**What the task requires**
From the listing below, pull out all lines with "this" in them.

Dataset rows

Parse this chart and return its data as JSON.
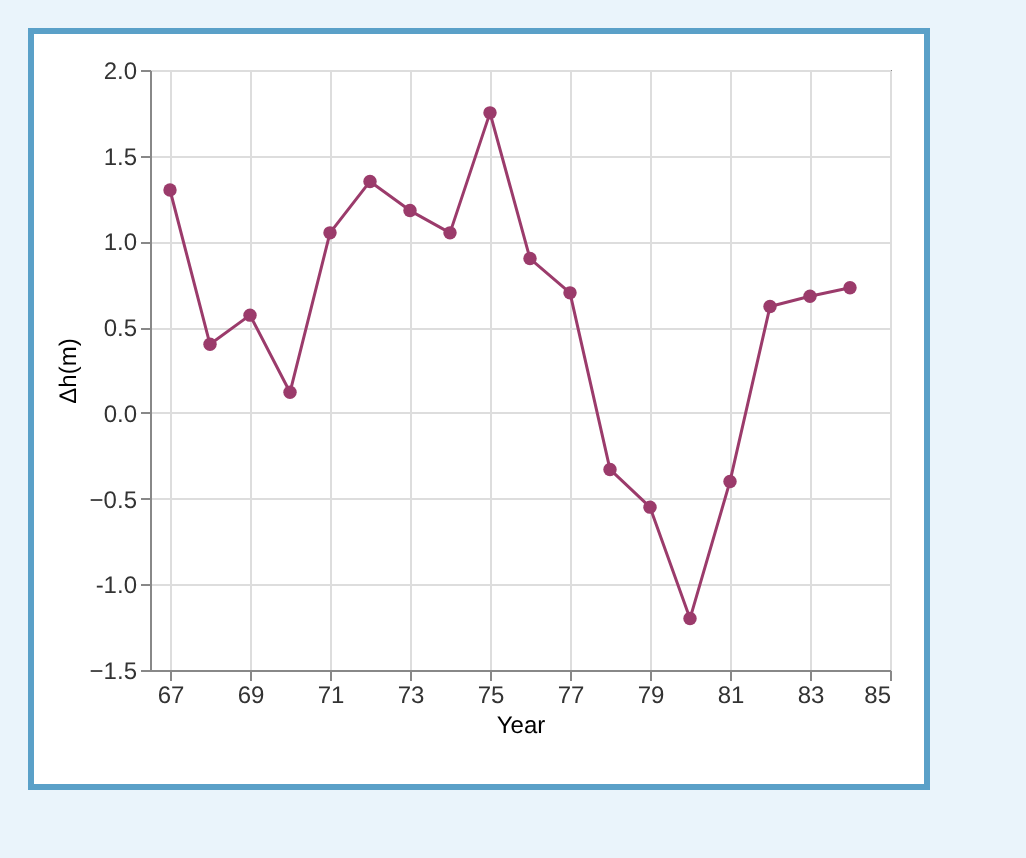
{
  "chart_data": {
    "type": "line",
    "xlabel": "Year",
    "ylabel": "Δh(m)",
    "x": [
      67,
      68,
      69,
      70,
      71,
      72,
      73,
      74,
      75,
      76,
      77,
      78,
      79,
      80,
      81,
      82,
      83,
      84
    ],
    "series": [
      {
        "color": "#9b3b6b",
        "values": [
          1.3,
          0.4,
          0.57,
          0.12,
          1.05,
          1.35,
          1.18,
          1.05,
          1.75,
          0.9,
          0.7,
          -0.33,
          -0.55,
          -1.2,
          -0.4,
          0.62,
          0.68,
          0.73
        ]
      }
    ],
    "xlim": [
      66.5,
      85
    ],
    "xticks": [
      67,
      69,
      71,
      73,
      75,
      77,
      79,
      81,
      83,
      85
    ],
    "ylim": [
      -1.5,
      2
    ],
    "yticks": [
      -1.5,
      {
        "value": -1,
        "label": "-1.0"
      },
      -0.5,
      {
        "value": 0,
        "label": "0.0"
      },
      0.5,
      {
        "value": 1,
        "label": "1.0"
      },
      1.5,
      {
        "value": 2,
        "label": "2.0"
      }
    ],
    "grid": true,
    "marker": "circle",
    "line_style": "solid"
  }
}
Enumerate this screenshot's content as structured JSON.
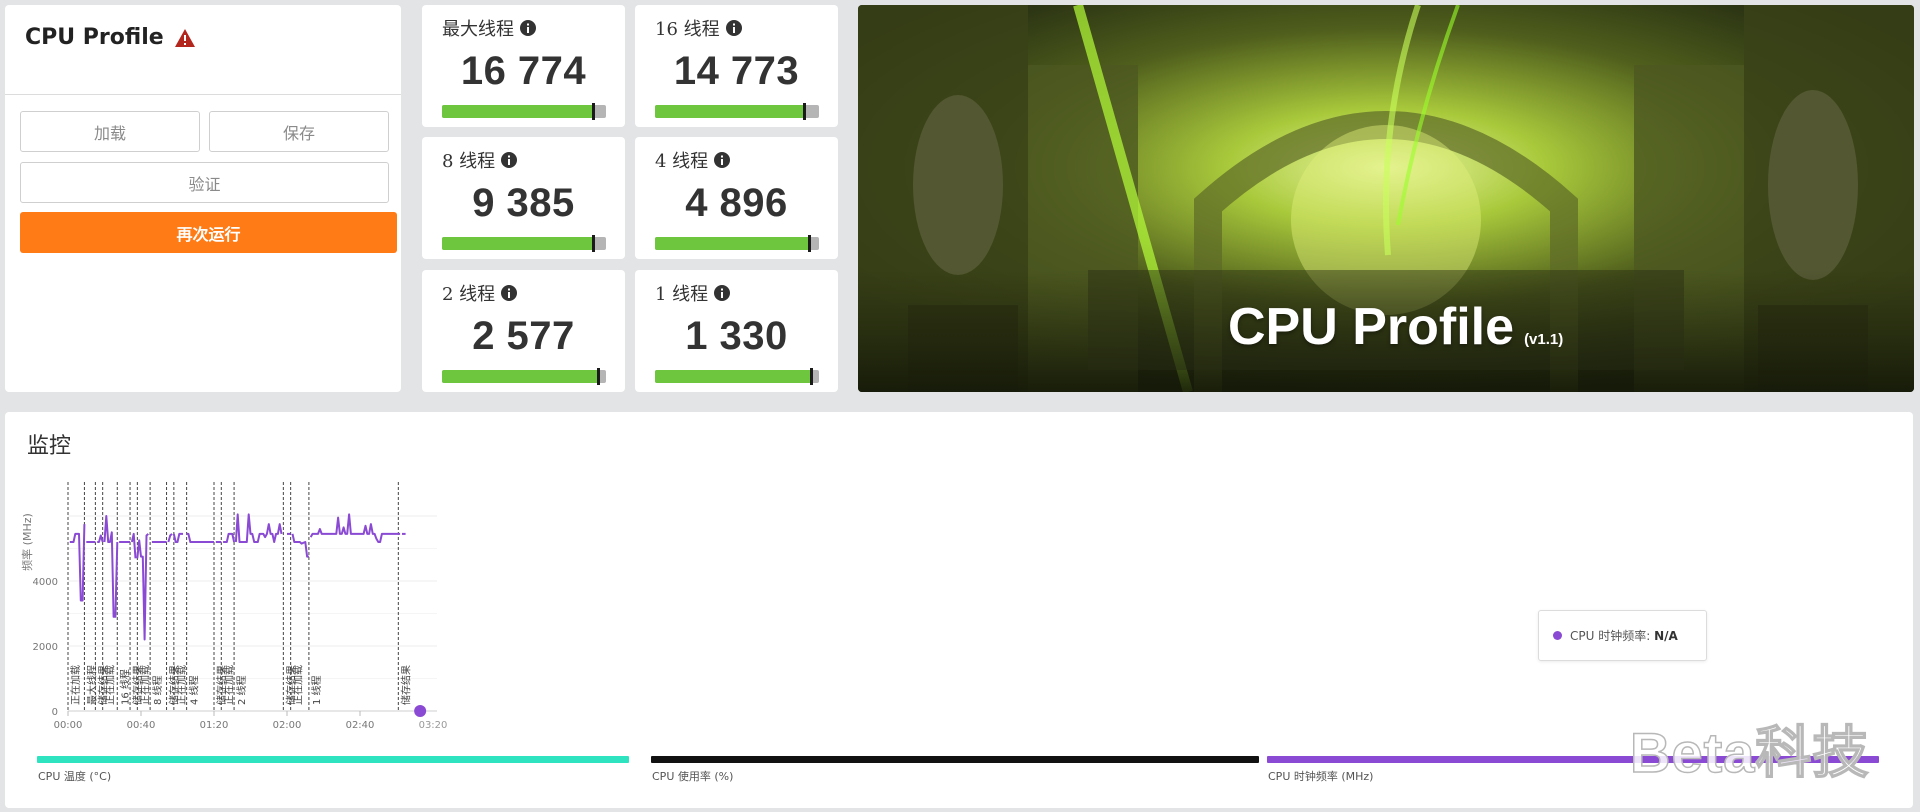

**Complete output**
Parse this chart and return its data as JSON.
Enumerate this screenshot's content as structured JSON.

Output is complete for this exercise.